_Request_:
Gather each line of the entries below that includes "ylabel".

_Data supplied_:
****************************************
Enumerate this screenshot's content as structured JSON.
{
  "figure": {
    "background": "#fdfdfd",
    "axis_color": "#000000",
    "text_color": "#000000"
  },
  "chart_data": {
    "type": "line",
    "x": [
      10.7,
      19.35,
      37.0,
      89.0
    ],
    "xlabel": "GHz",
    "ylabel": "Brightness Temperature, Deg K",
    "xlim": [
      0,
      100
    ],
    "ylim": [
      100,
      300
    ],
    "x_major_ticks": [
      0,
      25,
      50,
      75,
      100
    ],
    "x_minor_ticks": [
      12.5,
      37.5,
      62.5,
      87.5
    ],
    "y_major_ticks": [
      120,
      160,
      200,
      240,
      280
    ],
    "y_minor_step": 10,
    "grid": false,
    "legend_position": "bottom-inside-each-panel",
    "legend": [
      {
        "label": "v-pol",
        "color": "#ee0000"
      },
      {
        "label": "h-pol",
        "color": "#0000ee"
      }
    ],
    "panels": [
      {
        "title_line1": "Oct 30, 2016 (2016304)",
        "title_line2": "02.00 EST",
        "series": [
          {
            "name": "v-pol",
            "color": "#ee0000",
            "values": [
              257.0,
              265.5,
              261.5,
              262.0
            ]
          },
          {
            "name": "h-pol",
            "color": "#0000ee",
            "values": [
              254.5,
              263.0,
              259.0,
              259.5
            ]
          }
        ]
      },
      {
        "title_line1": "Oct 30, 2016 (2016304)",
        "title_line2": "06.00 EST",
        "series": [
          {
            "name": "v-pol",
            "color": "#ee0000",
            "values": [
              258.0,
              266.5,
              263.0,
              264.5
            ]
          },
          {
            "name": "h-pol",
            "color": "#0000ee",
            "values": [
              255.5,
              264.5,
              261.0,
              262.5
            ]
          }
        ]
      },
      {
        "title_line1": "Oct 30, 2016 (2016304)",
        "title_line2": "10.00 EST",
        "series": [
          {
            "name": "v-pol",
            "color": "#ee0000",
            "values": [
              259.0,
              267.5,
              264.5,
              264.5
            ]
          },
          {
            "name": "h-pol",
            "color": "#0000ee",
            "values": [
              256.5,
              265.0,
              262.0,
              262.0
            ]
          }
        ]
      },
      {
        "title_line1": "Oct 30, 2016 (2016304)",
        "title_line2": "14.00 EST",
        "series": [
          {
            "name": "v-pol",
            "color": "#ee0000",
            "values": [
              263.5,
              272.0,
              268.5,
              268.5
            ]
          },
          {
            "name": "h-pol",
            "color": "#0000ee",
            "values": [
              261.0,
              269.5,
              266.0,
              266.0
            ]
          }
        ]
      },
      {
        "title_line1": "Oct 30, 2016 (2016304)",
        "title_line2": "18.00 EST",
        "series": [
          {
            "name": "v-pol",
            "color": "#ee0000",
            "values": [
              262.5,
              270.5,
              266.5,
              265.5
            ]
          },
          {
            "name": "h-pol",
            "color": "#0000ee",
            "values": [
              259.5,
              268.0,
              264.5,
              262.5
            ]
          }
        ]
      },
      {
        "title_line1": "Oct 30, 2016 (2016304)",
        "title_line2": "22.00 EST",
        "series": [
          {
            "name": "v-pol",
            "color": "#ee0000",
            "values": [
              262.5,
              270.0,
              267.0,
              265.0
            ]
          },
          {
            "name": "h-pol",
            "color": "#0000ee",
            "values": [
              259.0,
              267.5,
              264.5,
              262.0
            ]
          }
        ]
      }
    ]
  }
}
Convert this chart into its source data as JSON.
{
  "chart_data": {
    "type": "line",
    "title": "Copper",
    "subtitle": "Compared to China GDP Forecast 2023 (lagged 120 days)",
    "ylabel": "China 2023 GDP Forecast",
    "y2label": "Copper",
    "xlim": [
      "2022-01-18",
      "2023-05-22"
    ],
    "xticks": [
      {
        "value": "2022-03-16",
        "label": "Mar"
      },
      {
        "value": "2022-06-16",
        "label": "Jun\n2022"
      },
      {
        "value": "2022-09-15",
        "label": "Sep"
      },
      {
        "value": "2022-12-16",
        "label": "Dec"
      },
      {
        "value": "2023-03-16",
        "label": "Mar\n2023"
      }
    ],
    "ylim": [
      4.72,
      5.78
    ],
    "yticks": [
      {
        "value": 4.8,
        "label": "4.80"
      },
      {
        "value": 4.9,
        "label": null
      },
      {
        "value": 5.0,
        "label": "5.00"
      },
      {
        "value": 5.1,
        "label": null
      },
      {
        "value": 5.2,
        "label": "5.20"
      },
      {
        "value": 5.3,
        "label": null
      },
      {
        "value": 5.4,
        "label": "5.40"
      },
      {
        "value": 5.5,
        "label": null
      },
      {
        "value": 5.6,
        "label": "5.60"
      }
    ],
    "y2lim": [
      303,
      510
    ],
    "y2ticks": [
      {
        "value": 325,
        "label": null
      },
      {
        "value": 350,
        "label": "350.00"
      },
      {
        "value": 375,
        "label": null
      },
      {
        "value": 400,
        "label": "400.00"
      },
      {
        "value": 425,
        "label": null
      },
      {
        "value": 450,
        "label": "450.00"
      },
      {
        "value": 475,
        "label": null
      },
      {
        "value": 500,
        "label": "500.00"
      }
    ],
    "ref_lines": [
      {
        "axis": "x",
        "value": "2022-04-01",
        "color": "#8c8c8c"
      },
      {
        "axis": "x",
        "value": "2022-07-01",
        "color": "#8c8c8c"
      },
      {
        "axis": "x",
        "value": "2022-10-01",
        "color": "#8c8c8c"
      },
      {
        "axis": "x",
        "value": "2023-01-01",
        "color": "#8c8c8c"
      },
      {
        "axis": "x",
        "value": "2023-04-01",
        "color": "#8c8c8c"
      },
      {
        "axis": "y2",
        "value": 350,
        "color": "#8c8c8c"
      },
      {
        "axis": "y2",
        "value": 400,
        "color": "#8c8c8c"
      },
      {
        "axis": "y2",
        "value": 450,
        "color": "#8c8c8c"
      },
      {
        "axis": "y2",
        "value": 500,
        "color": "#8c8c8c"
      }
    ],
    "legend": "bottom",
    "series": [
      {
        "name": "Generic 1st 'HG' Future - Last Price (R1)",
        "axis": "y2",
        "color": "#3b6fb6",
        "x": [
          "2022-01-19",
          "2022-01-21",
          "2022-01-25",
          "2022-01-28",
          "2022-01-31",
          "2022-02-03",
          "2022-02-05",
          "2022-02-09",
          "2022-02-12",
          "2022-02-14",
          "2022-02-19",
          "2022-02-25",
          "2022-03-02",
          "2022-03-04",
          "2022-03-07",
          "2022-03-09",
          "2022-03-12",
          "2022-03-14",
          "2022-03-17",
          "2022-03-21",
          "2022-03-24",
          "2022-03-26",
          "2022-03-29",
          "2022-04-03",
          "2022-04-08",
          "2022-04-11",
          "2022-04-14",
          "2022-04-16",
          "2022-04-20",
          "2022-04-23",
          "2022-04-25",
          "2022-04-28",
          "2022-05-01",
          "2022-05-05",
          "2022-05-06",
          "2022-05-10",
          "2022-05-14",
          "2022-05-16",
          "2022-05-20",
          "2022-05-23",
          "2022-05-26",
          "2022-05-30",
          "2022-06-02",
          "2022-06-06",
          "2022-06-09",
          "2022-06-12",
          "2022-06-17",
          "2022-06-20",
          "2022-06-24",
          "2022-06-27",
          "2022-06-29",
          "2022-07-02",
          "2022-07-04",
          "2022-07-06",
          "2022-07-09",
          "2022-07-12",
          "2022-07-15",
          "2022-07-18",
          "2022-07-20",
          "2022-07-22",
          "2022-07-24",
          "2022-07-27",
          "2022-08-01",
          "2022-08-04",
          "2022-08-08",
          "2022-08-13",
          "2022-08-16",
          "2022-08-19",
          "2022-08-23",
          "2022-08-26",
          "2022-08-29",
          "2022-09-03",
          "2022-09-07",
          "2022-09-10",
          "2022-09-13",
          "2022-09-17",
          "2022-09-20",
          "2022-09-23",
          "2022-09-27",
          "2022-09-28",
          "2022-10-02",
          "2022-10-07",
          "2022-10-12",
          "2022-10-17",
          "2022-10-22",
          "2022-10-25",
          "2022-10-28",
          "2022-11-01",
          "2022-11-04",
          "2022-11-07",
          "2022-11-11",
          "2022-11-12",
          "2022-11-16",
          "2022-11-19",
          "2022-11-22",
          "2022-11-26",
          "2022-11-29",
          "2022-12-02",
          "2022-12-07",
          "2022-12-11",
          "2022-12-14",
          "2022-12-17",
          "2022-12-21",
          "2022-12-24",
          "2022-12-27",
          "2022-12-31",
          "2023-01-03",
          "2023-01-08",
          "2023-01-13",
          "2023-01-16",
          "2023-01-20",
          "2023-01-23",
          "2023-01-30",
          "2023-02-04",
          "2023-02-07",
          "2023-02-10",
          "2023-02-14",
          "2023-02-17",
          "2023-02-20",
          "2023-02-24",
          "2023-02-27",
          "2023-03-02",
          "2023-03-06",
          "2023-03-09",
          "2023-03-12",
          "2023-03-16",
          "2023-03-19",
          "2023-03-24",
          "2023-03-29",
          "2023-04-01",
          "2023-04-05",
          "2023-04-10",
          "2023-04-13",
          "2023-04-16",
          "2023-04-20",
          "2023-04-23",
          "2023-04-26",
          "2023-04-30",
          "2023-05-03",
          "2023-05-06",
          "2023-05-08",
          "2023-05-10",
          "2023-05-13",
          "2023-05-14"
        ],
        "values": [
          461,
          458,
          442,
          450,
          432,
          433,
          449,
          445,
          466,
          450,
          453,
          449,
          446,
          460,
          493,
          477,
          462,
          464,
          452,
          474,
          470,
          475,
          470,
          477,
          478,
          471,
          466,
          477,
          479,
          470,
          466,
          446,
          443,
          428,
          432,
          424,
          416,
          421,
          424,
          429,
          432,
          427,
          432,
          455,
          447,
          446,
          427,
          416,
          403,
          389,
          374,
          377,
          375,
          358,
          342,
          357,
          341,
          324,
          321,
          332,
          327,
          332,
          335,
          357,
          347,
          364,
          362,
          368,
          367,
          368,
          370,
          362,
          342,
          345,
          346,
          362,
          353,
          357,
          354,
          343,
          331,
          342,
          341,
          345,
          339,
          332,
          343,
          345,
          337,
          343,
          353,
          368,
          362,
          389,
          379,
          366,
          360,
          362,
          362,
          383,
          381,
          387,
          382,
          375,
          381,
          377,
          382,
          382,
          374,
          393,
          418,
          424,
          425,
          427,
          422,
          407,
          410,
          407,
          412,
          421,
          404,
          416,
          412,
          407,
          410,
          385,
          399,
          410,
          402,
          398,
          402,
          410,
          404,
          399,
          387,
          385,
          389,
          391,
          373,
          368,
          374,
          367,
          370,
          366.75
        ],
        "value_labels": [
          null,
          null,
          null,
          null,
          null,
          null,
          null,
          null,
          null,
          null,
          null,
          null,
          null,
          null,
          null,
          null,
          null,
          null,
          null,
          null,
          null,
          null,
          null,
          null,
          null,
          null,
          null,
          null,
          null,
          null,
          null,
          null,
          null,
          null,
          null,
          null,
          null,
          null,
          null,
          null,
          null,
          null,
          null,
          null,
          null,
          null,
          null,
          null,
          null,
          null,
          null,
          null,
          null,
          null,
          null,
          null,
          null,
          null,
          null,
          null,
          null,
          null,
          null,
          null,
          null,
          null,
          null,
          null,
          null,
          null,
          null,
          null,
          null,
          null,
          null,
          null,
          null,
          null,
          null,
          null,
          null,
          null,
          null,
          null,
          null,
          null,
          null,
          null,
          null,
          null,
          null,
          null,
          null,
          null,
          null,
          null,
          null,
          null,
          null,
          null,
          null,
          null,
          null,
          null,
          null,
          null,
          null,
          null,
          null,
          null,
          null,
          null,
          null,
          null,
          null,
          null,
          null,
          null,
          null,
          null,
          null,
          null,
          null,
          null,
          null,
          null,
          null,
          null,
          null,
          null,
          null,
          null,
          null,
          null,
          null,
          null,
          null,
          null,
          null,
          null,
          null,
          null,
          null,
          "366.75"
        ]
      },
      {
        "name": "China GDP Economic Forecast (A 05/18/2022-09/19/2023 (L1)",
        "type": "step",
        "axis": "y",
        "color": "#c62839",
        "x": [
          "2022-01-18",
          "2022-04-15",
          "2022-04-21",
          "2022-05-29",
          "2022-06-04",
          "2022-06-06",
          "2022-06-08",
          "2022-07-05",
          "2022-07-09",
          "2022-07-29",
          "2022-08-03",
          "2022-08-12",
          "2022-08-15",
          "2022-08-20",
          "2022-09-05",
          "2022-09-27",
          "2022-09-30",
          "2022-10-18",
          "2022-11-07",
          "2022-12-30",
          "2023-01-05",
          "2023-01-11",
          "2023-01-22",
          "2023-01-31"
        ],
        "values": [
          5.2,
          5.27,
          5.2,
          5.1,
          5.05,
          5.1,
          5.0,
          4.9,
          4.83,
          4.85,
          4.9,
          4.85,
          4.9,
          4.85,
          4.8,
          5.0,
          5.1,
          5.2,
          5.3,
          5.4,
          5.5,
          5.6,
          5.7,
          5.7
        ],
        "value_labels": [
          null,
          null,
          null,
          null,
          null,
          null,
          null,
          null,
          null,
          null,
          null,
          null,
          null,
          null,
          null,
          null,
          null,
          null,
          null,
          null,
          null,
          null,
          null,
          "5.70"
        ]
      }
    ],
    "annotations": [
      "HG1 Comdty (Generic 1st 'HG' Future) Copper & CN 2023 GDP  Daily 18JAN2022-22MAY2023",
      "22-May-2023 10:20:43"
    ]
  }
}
****************************************
_Solution to this task_:
    "ylabel": "Brightness Temperature, Deg K",
    "ylabel": "China 2023 GDP Forecast",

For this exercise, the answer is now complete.